**Exercise details**
Gather each line in the entries that includes the string "Distributions".

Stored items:
>>>>
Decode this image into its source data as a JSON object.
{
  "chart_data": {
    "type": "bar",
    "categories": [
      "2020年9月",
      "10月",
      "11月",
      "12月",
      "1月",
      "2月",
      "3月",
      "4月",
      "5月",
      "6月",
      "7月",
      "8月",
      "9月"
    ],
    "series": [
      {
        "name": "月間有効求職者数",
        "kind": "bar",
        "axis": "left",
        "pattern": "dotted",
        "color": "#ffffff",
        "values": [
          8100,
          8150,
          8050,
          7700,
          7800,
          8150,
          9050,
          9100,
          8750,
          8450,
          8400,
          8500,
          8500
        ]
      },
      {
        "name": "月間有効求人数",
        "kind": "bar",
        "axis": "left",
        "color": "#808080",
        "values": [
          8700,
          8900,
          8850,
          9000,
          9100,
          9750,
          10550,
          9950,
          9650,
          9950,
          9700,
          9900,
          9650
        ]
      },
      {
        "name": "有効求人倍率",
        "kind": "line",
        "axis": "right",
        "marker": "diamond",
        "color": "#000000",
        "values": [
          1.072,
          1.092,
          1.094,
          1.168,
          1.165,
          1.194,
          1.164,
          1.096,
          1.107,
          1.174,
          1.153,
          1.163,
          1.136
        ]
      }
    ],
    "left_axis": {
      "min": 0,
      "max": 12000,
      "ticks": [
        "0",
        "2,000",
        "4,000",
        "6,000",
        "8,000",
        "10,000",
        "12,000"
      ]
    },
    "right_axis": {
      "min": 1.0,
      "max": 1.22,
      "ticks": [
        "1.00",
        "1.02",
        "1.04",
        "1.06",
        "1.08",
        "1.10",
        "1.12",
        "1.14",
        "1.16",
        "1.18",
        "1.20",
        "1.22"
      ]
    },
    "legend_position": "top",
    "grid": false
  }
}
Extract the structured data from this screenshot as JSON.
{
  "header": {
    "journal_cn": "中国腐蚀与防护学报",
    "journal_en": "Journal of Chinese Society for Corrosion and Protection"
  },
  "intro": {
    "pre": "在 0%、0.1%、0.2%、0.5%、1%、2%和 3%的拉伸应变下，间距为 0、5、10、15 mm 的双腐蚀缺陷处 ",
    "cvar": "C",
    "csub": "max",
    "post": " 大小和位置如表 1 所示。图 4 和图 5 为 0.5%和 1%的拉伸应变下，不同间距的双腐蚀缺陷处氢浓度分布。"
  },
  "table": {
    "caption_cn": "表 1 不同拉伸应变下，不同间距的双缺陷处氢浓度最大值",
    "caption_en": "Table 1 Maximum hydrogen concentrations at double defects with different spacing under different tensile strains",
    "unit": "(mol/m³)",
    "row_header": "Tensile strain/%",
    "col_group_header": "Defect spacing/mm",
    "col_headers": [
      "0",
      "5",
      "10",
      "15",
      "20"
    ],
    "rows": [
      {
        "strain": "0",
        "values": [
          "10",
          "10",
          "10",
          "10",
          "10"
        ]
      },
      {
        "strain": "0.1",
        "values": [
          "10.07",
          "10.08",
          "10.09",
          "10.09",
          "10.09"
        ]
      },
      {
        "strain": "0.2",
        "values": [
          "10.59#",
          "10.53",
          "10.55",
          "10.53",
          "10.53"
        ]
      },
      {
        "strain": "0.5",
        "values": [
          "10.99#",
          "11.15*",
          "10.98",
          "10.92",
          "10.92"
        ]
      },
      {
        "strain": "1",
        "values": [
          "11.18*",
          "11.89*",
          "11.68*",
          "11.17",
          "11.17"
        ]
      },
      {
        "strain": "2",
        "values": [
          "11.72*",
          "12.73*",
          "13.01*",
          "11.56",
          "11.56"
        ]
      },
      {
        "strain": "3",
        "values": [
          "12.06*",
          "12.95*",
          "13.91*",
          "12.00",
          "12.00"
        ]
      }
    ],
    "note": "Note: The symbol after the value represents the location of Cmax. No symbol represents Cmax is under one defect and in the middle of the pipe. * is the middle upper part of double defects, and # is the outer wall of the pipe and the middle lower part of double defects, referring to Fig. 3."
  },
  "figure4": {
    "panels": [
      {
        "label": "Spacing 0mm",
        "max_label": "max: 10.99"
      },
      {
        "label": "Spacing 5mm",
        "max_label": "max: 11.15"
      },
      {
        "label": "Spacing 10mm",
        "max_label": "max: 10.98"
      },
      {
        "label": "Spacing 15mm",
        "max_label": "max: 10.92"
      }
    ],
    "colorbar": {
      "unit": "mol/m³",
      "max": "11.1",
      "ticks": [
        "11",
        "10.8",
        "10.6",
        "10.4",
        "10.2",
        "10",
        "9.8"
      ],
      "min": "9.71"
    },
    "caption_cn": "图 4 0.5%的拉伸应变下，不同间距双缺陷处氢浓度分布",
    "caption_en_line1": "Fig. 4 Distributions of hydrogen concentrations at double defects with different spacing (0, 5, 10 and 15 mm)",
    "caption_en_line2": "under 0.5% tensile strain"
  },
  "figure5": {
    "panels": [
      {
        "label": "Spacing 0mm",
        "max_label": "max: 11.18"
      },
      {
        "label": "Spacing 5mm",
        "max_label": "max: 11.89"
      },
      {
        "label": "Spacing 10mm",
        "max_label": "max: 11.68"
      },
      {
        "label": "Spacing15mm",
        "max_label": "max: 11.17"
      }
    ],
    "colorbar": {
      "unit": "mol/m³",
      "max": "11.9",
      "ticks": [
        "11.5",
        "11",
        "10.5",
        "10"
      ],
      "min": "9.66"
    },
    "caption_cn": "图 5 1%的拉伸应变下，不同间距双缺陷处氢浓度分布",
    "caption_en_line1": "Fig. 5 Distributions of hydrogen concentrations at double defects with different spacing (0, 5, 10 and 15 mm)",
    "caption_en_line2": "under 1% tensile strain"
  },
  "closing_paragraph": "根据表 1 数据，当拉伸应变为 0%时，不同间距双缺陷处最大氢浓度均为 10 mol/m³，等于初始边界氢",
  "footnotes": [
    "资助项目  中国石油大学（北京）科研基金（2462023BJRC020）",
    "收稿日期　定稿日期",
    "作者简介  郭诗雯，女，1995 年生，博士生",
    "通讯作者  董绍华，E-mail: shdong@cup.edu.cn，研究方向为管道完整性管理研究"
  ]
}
<<<<
**Answer**
    "caption_en_line1": "Fig. 4 Distributions of hydrogen concentrations at double defects with different spacing (0, 5, 10 and 15 mm)",
    "caption_en_line1": "Fig. 5 Distributions of hydrogen concentrations at double defects with different spacing (0, 5, 10 and 15 mm)",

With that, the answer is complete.